(begin)

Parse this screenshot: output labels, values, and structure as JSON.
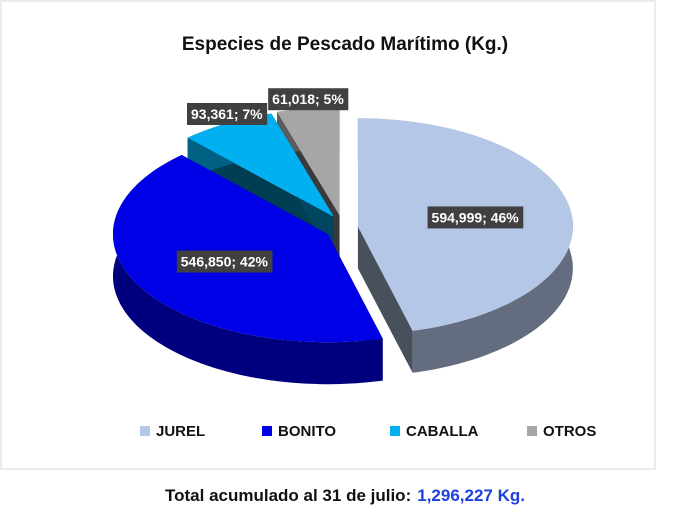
{
  "chart_data": {
    "type": "pie3d",
    "title": "Especies de Pescado Marítimo (Kg.)",
    "categories": [
      "JUREL",
      "BONITO",
      "CABALLA",
      "OTROS"
    ],
    "values": [
      594999,
      546850,
      93361,
      61018
    ],
    "value_labels": [
      "594,999; 46%",
      "546,850; 42%",
      "93,361; 7%",
      "61,018; 5%"
    ],
    "colors": [
      "#b4c7e7",
      "#0000e6",
      "#00b0f0",
      "#a6a6a6"
    ],
    "legend": "bottom",
    "annotation": {
      "text": "Total acumulado al 31 de julio:",
      "total": "1,296,227 Kg."
    }
  }
}
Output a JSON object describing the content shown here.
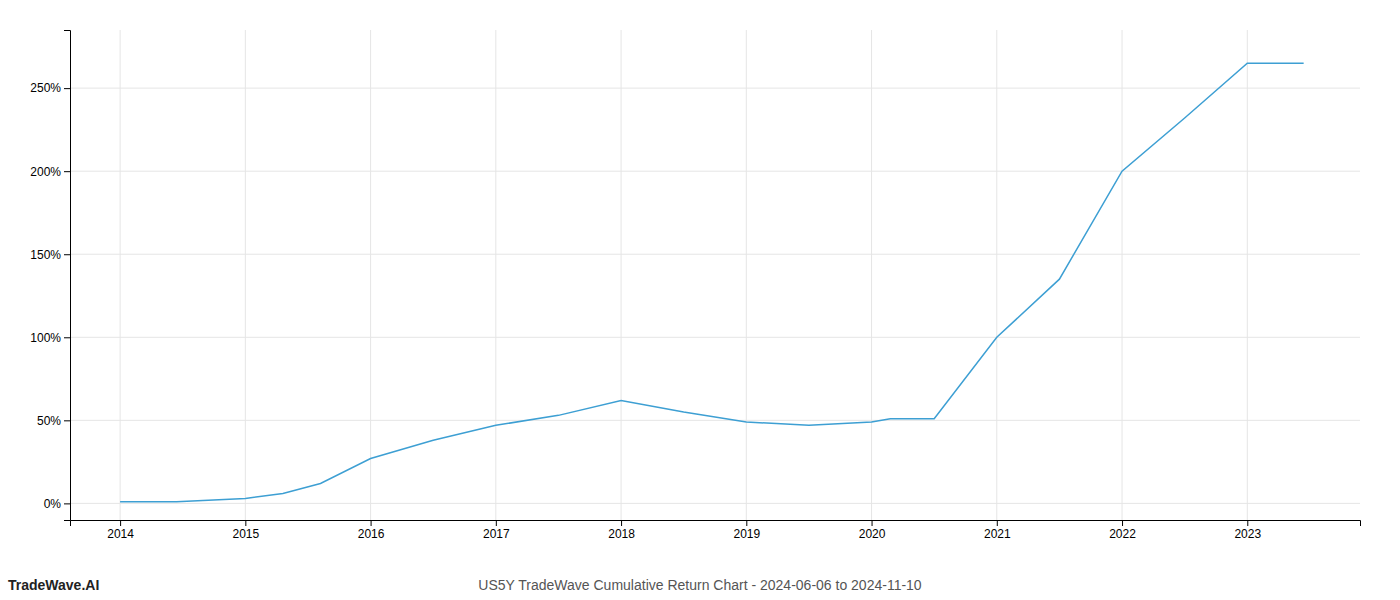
{
  "chart_data": {
    "type": "line",
    "title": "US5Y TradeWave Cumulative Return Chart - 2024-06-06 to 2024-11-10",
    "annotations": [
      "TradeWave.AI"
    ],
    "x": [
      2014.0,
      2014.45,
      2015.0,
      2015.3,
      2015.6,
      2016.0,
      2016.5,
      2017.0,
      2017.5,
      2018.0,
      2018.5,
      2019.0,
      2019.5,
      2020.0,
      2020.15,
      2020.5,
      2021.0,
      2021.5,
      2022.0,
      2022.5,
      2023.0,
      2023.45
    ],
    "values": [
      1,
      1,
      3,
      6,
      12,
      27,
      38,
      47,
      53,
      62,
      55,
      49,
      47,
      49,
      51,
      51,
      100,
      135,
      200,
      232,
      265,
      265
    ],
    "color": "#3d9fd3",
    "xlim": [
      2013.6,
      2023.9
    ],
    "ylim": [
      -10,
      285
    ],
    "xticks": [
      2014,
      2015,
      2016,
      2017,
      2018,
      2019,
      2020,
      2021,
      2022,
      2023
    ],
    "yticks": [
      {
        "value": 0,
        "label": "0%"
      },
      {
        "value": 50,
        "label": "50%"
      },
      {
        "value": 100,
        "label": "100%"
      },
      {
        "value": 150,
        "label": "150%"
      },
      {
        "value": 200,
        "label": "200%"
      },
      {
        "value": 250,
        "label": "250%"
      }
    ],
    "grid": true
  }
}
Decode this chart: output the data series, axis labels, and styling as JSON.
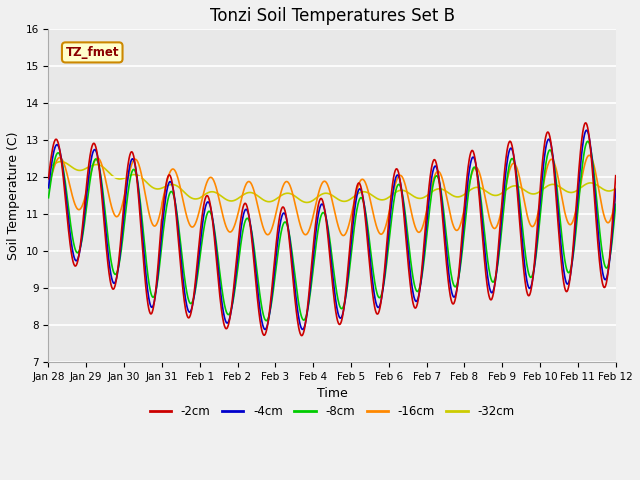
{
  "title": "Tonzi Soil Temperatures Set B",
  "xlabel": "Time",
  "ylabel": "Soil Temperature (C)",
  "ylim": [
    7.0,
    16.0
  ],
  "yticks": [
    7.0,
    8.0,
    9.0,
    10.0,
    11.0,
    12.0,
    13.0,
    14.0,
    15.0,
    16.0
  ],
  "xtick_labels": [
    "Jan 28",
    "Jan 29",
    "Jan 30",
    "Jan 31",
    "Feb 1",
    "Feb 2",
    "Feb 3",
    "Feb 4",
    "Feb 5",
    "Feb 6",
    "Feb 7",
    "Feb 8",
    "Feb 9",
    "Feb 10",
    "Feb 11",
    "Feb 12"
  ],
  "legend_label": "TZ_fmet",
  "series_labels": [
    "-2cm",
    "-4cm",
    "-8cm",
    "-16cm",
    "-32cm"
  ],
  "series_colors": [
    "#cc0000",
    "#0000cc",
    "#00cc00",
    "#ff8800",
    "#cccc00"
  ],
  "background_color": "#f0f0f0",
  "plot_bg_color": "#e8e8e8",
  "title_fontsize": 12,
  "axis_label_fontsize": 9,
  "tick_fontsize": 7.5,
  "legend_box_color": "#ffffcc",
  "legend_box_edge": "#cc8800"
}
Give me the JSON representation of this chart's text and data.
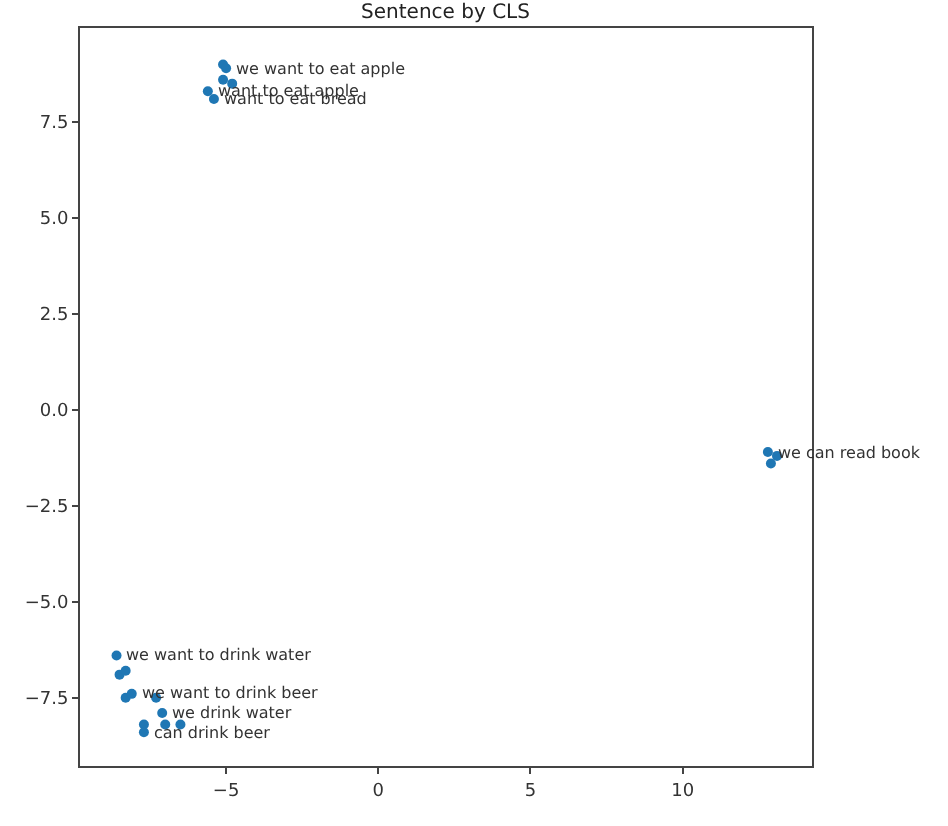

(end)

■ Exercise:
Scan the data for the word "this" and copy every line where it shows up.

■ Result:
Parse this screenshot: output labels, values, and structure as JSON.
Decode this chart: output the data series, axis labels, and styling as JSON.
Give me the JSON representation of this chart's text and data.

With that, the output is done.